Skip the pictures. Copy all the rest of the records down exactly.

--- Start Records for this exercise ---

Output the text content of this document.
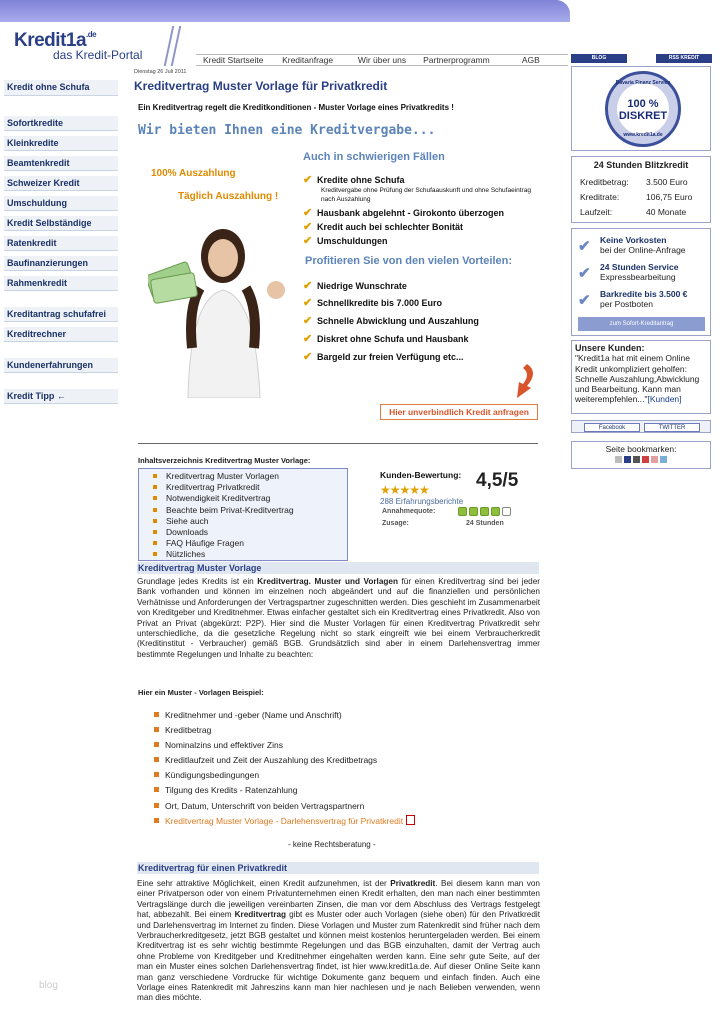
$Kredit1a^{.de}$
das Kredit-Portal	Kredit Startseite	Kreditanfrage	Wir über uns	Partnerprogramm	AGB	BLOG	RSS KREDIT
Kredit ohne Schufa
Sofortkredite
Kleinkredite
Beamtenkredit
Schweizer Kredit
Umschuldung
Kredit Selbständige
Ratenkredit
Baufinanzierungen
Rahmenkredit
Kreditantrag schufafrei
Kreditrechner
Kundenerfahrungen
Kredit Tipp ←
blog
Dienstag 26 Juli 2011
Kreditvertrag Muster Vorlage für Privatkredit
Ein Kreditvertrag regelt die Kreditkonditionen - Muster Vorlage eines Privatkredits !
Wir bieten Ihnen eine Kreditvergabe...
100% Auszahlung
Täglich Auszahlung !
Auch in schwierigen Fällen
✔ Kredite ohne Schufa
Kreditvergabe ohne Prüfung der Schufaauskunft und ohne Schufaeintrag nach Auszahlung
✔ Hausbank abgelehnt - Girokonto überzogen
✔ Kredit auch bei schlechter Bonität
✔ Umschuldungen
Profitieren Sie von den vielen Vorteilen:
✔ Niedrige Wunschrate
✔ Schnellkredite bis 7.000 Euro
✔ Schnelle Abwicklung und Auszahlung
✔ Diskret ohne Schufa und Hausbank
✔ Bargeld zur freien Verfügung etc...
Hier unverbindlich Kredit anfragen
Inhaltsverzeichnis Kreditvertrag Muster Vorlage:
Kreditvertrag Muster Vorlagen
Kreditvertrag Privatkredit
Notwendigkeit Kreditvertrag
Beachte beim Privat-Kreditvertrag
Siehe auch
Downloads
FAQ Häufige Fragen
Nützliches
Kunden-Bewertung: 4,5/5
★★★★★
288 Erfahrungsberichte
Annahmequote:
Zusage:	24 Stunden
Kreditvertrag Muster Vorlage

Grundlage jedes Kredits ist ein Kreditvertrag. Muster und Vorlagen für einen Kreditvertrag sind bei jeder Bank vorhanden und können im einzelnen noch abgeändert und auf die finanziellen und persönlichen Verhätnisse und Anforderungen der Vertragspartner zugeschnitten werden. Dies geschieht im Zusammenarbeit von Kreditgeber und Kreditnehmer. Etwas einfacher gestaltet sich ein Kreditvertrag eines Privatkredit. Also von Privat an Privat (abgekürzt: P2P). Hier sind die Muster Vorlagen für einen Kreditvertrag Privatkredit sehr unterschiedliche, da die gesetzliche Regelung nicht so stark eingreift wie bei einem Verbraucherkredit (Kreditinstitut - Verbraucher) gemäß BGB. Grundsätzlich sind aber in einem Darlehensvertrag immer bestimmte Regelungen und Inhalte zu beachten:

Hier ein Muster - Vorlagen Beispiel:
Kreditnehmer und -geber (Name und Anschrift)
Kreditbetrag
Nominalzins und effektiver Zins
Kreditlaufzeit und Zeit der Auszahlung des Kreditbetrags
Kündigungsbedingungen
Tilgung des Kredits - Ratenzahlung
Ort, Datum, Unterschrift von beiden Vertragspartnern
Kreditvertrag Muster Vorlage - Darlehensvertrag für Privatkredit
- keine Rechtsberatung -
Kreditvertrag für einen Privatkredit

Eine sehr attraktive Möglichkeit, einen Kredit aufzunehmen, ist der Privatkredit. Bei diesem kann man von einer Privatperson oder von einem Privatunternehmen einen Kredit erhalten, den man nach einer bestimmten Vertragslänge durch die jeweiligen vereinbarten Zinsen, die man vor dem Abschluss des Vertrags festgelegt hat, abbezahlt. Bei einem Kreditvertrag gibt es Muster oder auch Vorlagen (siehe oben) für den Privatkredit und Darlehensvertrag im Internet zu finden. Diese Vorlagen und Muster zum Ratenkredit sind früher nach dem Verbraucherkreditgesetz, jetzt BGB gestaltet und können meist kostenlos heruntergeladen werden. Bei einem Kreditvertrag ist es sehr wichtig bestimmte Regelungen und das BGB einzuhalten, damit der Vertrag auch ohne Probleme von Kreditgeber und Kreditnehmer eingehalten werden kann. Eine sehr gute Seite, auf der man ein Muster eines solchen Darlehensvertrag findet, ist hier www.kredit1a.de. Auf dieser Online Seite kann man ganz verschiedene Vordrucke für wichtige Dokumente ganz bequem und einfach finden. Auch eine Vorlage eines Ratenkredit mit Jahreszins kann man hier nachlesen und je nach Belieben verwenden, wenn man dies möchte.

Bavaria Finanz Service
100 % DISKRET
www.kredit1a.de
24 Stunden Blitzkredit
Kreditbetrag:	3.500 Euro
Kreditrate:	106,75 Euro
Laufzeit:	40 Monate
✔ Keine Vorkosten
bei der Online-Anfrage
✔ 24 Stunden Service
Expressbearbeitung
✔ Barkredite bis 3.500 €
per Postboten
zum Sofort-Kreditantrag
Unsere Kunden:
"Kredit1a hat mit einem Online Kredit unkompliziert geholfen: Schnelle Auszahlung,Abwicklung und Bearbeitung. Kann man weiterempfehlen..."[Kunden]
Facebook	TWITTER
Seite bookmarken:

--- End Records for this exercise ---

◆ Response to the task:
Output the text content of this document.
$Kredit1a^{.de}$
das Kredit-Portal	Kredit Startseite	Kreditanfrage	Wir über uns	Partnerprogramm	AGB	BLOG	RSS KREDIT
Kredit ohne Schufa
Sofortkredite
Kleinkredite
Beamtenkredit
Schweizer Kredit
Umschuldung
Kredit Selbständige
Ratenkredit
Baufinanzierungen
Rahmenkredit
Kreditantrag schufafrei
Kreditrechner
Kundenerfahrungen
Kredit Tipp ←
blog
Dienstag 26 Juli 2011
Kreditvertrag Muster Vorlage für Privatkredit
Ein Kreditvertrag regelt die Kreditkonditionen - Muster Vorlage eines Privatkredits !
Wir bieten Ihnen eine Kreditvergabe...
100% Auszahlung
Täglich Auszahlung !
Auch in schwierigen Fällen
✔ Kredite ohne Schufa
Kreditvergabe ohne Prüfung der Schufaauskunft und ohne Schufaeintrag nach Auszahlung
✔ Hausbank abgelehnt - Girokonto überzogen
✔ Kredit auch bei schlechter Bonität
✔ Umschuldungen
Profitieren Sie von den vielen Vorteilen:
✔ Niedrige Wunschrate
✔ Schnellkredite bis 7.000 Euro
✔ Schnelle Abwicklung und Auszahlung
✔ Diskret ohne Schufa und Hausbank
✔ Bargeld zur freien Verfügung etc...
Hier unverbindlich Kredit anfragen
Inhaltsverzeichnis Kreditvertrag Muster Vorlage:
Kreditvertrag Muster Vorlagen
Kreditvertrag Privatkredit
Notwendigkeit Kreditvertrag
Beachte beim Privat-Kreditvertrag
Siehe auch
Downloads
FAQ Häufige Fragen
Nützliches
Kunden-Bewertung: 4,5/5
★★★★★
288 Erfahrungsberichte
Annahmequote:
Zusage:	24 Stunden
Kreditvertrag Muster Vorlage

Grundlage jedes Kredits ist ein Kreditvertrag. Muster und Vorlagen für einen Kreditvertrag sind bei jeder Bank vorhanden und können im einzelnen noch abgeändert und auf die finanziellen und persönlichen Verhätnisse und Anforderungen der Vertragspartner zugeschnitten werden. Dies geschieht im Zusammenarbeit von Kreditgeber und Kreditnehmer. Etwas einfacher gestaltet sich ein Kreditvertrag eines Privatkredit. Also von Privat an Privat (abgekürzt: P2P). Hier sind die Muster Vorlagen für einen Kreditvertrag Privatkredit sehr unterschiedliche, da die gesetzliche Regelung nicht so stark eingreift wie bei einem Verbraucherkredit (Kreditinstitut - Verbraucher) gemäß BGB. Grundsätzlich sind aber in einem Darlehensvertrag immer bestimmte Regelungen und Inhalte zu beachten:

Hier ein Muster - Vorlagen Beispiel:
Kreditnehmer und -geber (Name und Anschrift)
Kreditbetrag
Nominalzins und effektiver Zins
Kreditlaufzeit und Zeit der Auszahlung des Kreditbetrags
Kündigungsbedingungen
Tilgung des Kredits - Ratenzahlung
Ort, Datum, Unterschrift von beiden Vertragspartnern
Kreditvertrag Muster Vorlage - Darlehensvertrag für Privatkredit
- keine Rechtsberatung -
Kreditvertrag für einen Privatkredit

Eine sehr attraktive Möglichkeit, einen Kredit aufzunehmen, ist der Privatkredit. Bei diesem kann man von einer Privatperson oder von einem Privatunternehmen einen Kredit erhalten, den man nach einer bestimmten Vertragslänge durch die jeweiligen vereinbarten Zinsen, die man vor dem Abschluss des Vertrags festgelegt hat, abbezahlt. Bei einem Kreditvertrag gibt es Muster oder auch Vorlagen (siehe oben) für den Privatkredit und Darlehensvertrag im Internet zu finden. Diese Vorlagen und Muster zum Ratenkredit sind früher nach dem Verbraucherkreditgesetz, jetzt BGB gestaltet und können meist kostenlos heruntergeladen werden. Bei einem Kreditvertrag ist es sehr wichtig bestimmte Regelungen und das BGB einzuhalten, damit der Vertrag auch ohne Probleme von Kreditgeber und Kreditnehmer eingehalten werden kann. Eine sehr gute Seite, auf der man ein Muster eines solchen Darlehensvertrag findet, ist hier www.kredit1a.de. Auf dieser Online Seite kann man ganz verschiedene Vordrucke für wichtige Dokumente ganz bequem und einfach finden. Auch eine Vorlage eines Ratenkredit mit Jahreszins kann man hier nachlesen und je nach Belieben verwenden, wenn man dies möchte.

Bavaria Finanz Service
100 % DISKRET
www.kredit1a.de
24 Stunden Blitzkredit
Kreditbetrag:	3.500 Euro
Kreditrate:	106,75 Euro
Laufzeit:	40 Monate
✔ Keine Vorkosten
bei der Online-Anfrage
✔ 24 Stunden Service
Expressbearbeitung
✔ Barkredite bis 3.500 €
per Postboten
zum Sofort-Kreditantrag
Unsere Kunden:
"Kredit1a hat mit einem Online Kredit unkompliziert geholfen: Schnelle Auszahlung,Abwicklung und Bearbeitung. Kann man weiterempfehlen..."[Kunden]
Facebook	TWITTER
Seite bookmarken:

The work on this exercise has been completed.